— BEGIN Task data —
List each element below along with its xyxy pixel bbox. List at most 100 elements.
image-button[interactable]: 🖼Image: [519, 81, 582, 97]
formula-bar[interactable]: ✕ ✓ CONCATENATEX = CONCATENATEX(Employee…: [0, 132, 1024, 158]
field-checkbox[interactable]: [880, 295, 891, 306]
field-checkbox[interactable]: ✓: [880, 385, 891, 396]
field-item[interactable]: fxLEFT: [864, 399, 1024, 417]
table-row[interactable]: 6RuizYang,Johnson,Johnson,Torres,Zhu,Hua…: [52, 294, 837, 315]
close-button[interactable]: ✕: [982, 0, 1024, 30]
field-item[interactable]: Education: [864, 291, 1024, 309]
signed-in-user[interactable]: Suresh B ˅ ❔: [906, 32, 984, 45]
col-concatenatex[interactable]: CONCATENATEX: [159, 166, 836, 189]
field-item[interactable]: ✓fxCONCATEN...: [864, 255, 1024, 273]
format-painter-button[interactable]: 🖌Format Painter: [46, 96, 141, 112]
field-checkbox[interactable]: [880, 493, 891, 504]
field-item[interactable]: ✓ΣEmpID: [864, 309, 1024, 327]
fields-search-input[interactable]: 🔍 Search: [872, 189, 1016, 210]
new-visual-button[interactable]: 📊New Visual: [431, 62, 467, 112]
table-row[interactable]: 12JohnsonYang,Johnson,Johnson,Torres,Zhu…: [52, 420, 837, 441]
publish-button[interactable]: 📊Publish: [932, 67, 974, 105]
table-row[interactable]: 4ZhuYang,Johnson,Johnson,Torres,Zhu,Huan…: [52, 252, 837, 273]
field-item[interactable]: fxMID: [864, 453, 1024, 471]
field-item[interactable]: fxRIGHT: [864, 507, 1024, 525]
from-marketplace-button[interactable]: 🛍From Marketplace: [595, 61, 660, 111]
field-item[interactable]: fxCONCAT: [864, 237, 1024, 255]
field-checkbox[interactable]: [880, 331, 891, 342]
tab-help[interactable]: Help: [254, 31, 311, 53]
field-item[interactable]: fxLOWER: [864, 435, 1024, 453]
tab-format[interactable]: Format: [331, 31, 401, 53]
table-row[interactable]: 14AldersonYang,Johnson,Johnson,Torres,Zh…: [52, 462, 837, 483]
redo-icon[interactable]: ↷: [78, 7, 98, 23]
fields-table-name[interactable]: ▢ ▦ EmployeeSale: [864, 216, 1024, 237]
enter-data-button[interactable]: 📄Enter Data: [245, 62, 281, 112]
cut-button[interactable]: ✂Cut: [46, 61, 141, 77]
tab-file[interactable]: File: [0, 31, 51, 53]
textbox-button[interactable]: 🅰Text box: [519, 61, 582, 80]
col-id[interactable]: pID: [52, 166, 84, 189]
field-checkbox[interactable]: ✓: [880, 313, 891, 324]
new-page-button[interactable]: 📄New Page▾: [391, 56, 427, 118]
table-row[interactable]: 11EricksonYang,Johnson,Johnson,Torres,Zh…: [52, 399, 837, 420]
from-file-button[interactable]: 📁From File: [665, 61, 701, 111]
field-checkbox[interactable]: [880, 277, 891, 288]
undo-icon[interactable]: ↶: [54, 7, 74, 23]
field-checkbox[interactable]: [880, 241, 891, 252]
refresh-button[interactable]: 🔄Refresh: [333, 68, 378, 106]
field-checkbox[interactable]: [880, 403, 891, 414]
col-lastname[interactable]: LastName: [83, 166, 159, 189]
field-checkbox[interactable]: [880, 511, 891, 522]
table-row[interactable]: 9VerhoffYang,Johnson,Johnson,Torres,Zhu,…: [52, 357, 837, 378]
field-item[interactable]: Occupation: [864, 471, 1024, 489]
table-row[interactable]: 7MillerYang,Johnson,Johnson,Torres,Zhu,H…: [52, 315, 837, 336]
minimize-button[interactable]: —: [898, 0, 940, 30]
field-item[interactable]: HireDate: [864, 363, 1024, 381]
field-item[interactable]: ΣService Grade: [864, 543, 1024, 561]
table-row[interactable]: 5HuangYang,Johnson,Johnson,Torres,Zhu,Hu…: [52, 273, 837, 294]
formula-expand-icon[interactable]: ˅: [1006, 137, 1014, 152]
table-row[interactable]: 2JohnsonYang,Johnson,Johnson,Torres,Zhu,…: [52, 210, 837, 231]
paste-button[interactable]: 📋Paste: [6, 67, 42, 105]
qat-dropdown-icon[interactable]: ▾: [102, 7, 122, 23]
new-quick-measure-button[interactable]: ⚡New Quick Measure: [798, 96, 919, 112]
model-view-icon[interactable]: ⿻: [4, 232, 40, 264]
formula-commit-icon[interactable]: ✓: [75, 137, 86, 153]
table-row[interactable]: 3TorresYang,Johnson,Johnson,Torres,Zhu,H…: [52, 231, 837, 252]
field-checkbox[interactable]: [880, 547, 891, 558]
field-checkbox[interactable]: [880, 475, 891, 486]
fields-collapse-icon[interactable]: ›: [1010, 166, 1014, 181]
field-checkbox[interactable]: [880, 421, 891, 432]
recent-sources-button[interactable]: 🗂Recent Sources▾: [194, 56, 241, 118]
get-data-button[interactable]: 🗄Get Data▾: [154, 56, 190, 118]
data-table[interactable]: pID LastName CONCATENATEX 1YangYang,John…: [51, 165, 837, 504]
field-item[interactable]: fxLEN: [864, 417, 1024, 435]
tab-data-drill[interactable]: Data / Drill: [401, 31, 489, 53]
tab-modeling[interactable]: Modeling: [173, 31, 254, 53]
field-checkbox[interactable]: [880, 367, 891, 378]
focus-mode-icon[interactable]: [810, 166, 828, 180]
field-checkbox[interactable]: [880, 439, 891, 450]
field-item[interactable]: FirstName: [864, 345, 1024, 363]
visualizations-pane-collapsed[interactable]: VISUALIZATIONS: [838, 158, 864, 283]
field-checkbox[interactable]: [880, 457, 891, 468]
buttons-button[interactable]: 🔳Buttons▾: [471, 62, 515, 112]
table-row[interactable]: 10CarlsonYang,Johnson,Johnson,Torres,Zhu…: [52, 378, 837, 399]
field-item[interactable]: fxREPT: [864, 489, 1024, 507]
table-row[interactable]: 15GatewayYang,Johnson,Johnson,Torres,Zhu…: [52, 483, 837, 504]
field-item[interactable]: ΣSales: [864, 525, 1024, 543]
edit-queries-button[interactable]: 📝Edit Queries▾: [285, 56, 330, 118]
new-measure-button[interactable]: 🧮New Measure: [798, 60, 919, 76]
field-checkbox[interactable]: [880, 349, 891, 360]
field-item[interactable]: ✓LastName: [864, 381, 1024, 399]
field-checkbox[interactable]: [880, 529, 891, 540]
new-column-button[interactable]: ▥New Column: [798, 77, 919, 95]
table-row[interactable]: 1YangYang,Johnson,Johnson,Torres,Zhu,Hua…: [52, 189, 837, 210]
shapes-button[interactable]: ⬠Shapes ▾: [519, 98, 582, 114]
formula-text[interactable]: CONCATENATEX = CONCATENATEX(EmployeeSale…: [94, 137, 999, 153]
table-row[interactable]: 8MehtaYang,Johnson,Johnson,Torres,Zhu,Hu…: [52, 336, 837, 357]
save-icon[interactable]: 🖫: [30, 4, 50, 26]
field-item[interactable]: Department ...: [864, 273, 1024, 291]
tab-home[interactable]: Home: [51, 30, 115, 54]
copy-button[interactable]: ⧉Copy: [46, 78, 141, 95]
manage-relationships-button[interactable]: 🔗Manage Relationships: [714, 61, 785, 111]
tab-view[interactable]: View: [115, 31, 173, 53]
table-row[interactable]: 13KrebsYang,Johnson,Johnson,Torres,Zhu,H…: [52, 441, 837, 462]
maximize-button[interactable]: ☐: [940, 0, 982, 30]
— END Task data —
Given task: Edit the rows from the very start through the line containing "field-item[interactable]: Education: [864, 291, 1024, 309]" so that "formula-bar" becomes "formula-input", and output only those lines with everything else left as it is.

The output:
List each element below along with its xyxy pixel bbox. List at most 100 elements.
image-button[interactable]: 🖼Image: [519, 81, 582, 97]
formula-input[interactable]: ✕ ✓ CONCATENATEX = CONCATENATEX(Employee…: [0, 132, 1024, 158]
field-checkbox[interactable]: [880, 295, 891, 306]
field-checkbox[interactable]: ✓: [880, 385, 891, 396]
field-item[interactable]: fxLEFT: [864, 399, 1024, 417]
table-row[interactable]: 6RuizYang,Johnson,Johnson,Torres,Zhu,Hua…: [52, 294, 837, 315]
close-button[interactable]: ✕: [982, 0, 1024, 30]
field-item[interactable]: Education: [864, 291, 1024, 309]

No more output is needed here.